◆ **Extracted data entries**

■ ■ ■ ■ ■ ■ ■

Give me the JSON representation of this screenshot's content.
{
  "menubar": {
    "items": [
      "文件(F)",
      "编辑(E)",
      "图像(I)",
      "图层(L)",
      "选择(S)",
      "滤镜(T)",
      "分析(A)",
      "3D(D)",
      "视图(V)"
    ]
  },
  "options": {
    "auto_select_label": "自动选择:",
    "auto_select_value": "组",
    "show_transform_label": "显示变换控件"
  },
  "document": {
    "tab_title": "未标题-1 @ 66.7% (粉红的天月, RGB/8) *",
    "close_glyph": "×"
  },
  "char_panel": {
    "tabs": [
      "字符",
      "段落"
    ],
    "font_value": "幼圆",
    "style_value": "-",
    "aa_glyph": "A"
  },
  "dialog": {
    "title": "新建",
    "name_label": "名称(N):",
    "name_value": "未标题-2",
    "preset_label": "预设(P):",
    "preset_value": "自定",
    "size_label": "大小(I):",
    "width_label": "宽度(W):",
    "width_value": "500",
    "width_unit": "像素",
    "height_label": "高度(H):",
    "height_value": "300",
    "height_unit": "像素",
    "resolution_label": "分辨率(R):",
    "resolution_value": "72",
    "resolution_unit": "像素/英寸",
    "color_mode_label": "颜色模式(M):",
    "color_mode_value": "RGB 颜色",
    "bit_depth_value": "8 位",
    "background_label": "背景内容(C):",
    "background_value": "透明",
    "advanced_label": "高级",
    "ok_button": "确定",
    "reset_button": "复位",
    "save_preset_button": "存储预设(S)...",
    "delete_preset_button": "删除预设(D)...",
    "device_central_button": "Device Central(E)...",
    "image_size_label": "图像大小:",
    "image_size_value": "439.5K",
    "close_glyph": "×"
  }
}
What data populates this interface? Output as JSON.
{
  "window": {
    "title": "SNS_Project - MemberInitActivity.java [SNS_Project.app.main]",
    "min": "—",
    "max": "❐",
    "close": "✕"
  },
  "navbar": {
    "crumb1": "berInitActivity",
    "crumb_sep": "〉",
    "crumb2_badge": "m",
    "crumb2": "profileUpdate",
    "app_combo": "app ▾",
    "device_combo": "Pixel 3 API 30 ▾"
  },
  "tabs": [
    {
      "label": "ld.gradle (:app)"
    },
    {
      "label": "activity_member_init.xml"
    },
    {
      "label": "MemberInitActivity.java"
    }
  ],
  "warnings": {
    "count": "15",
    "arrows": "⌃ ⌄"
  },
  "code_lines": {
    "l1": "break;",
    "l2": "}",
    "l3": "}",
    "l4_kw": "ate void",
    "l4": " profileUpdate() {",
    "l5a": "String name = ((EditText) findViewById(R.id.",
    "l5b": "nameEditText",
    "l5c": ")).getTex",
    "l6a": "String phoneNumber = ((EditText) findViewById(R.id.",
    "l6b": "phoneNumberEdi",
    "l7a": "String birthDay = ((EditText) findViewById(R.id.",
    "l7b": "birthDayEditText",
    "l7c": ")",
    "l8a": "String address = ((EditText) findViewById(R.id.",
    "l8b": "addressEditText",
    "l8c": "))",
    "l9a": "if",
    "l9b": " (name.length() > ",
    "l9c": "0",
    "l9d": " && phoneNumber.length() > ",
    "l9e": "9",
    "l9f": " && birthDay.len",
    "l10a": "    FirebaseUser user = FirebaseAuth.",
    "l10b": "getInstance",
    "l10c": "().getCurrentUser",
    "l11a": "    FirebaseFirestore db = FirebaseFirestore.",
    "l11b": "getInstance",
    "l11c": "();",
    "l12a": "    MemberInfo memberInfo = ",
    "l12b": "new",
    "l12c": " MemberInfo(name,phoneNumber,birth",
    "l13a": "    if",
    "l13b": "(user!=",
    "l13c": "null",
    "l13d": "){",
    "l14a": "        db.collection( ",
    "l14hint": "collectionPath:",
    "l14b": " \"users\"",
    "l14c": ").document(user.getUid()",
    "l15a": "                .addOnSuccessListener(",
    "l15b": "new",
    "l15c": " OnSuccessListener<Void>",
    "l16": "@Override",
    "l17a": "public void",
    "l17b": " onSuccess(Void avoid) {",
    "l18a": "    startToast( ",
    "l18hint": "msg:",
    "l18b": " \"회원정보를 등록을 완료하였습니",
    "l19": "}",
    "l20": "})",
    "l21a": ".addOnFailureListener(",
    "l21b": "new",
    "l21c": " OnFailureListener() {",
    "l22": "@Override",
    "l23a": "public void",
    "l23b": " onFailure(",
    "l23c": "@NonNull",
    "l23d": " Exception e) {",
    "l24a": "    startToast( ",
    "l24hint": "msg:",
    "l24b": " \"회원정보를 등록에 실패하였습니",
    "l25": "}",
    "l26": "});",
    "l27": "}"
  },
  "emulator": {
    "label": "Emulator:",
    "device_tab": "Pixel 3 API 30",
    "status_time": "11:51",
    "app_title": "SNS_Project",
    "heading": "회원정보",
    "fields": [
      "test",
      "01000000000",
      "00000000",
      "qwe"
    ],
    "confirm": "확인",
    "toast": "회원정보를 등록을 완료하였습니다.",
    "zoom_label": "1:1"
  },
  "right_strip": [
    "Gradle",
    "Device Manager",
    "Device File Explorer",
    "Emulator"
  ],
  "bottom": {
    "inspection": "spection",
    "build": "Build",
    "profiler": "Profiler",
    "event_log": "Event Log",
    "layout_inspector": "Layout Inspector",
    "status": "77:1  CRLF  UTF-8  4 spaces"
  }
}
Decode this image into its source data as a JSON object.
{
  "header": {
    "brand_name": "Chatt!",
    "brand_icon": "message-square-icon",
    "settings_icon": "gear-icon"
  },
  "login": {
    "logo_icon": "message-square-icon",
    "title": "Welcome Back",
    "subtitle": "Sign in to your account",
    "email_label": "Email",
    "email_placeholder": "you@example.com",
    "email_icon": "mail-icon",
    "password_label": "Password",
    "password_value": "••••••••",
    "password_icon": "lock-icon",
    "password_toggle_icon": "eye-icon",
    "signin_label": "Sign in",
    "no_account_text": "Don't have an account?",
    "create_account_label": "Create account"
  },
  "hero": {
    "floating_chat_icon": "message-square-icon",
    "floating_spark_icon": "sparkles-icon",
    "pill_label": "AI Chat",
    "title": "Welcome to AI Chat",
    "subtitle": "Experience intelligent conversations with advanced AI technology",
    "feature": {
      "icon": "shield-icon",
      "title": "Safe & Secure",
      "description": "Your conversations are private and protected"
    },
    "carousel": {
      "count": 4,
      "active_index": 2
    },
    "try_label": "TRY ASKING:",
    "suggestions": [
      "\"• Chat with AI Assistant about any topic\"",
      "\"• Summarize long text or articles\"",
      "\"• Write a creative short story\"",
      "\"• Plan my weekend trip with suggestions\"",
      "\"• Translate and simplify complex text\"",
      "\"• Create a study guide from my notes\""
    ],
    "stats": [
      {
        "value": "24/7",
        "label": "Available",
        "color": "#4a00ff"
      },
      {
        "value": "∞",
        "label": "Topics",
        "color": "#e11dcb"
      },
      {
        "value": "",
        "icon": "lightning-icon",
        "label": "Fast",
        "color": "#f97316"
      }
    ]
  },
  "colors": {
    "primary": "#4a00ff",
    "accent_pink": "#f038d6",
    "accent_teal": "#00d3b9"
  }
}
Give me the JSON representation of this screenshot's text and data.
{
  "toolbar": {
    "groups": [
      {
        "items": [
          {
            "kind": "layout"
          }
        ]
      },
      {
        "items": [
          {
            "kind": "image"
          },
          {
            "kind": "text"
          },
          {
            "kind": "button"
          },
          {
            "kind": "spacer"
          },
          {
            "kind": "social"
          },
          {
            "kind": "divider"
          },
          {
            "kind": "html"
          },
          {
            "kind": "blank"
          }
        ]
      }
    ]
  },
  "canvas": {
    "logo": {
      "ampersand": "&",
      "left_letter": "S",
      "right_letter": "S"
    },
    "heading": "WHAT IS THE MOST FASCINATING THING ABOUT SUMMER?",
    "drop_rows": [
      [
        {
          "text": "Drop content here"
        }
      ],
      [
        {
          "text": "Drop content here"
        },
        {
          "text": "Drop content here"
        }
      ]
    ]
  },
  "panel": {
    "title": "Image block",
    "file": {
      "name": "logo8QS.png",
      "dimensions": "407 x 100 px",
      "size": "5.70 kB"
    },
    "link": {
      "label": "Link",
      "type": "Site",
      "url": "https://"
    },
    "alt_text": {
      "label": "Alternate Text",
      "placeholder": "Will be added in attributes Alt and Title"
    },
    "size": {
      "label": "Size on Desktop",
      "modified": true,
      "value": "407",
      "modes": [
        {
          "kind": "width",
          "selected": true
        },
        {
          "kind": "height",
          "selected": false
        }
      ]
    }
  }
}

■ ■ ■ ■ ■ ■ ■

◆ **What to work on**
Locate the word "MemberInitActivity" in the data above. Copy every line carrying it.

◆ **Solution to the problem**
    "title": "SNS_Project - MemberInitActivity.java [SNS_Project.app.main]",
      "label": "MemberInitActivity.java"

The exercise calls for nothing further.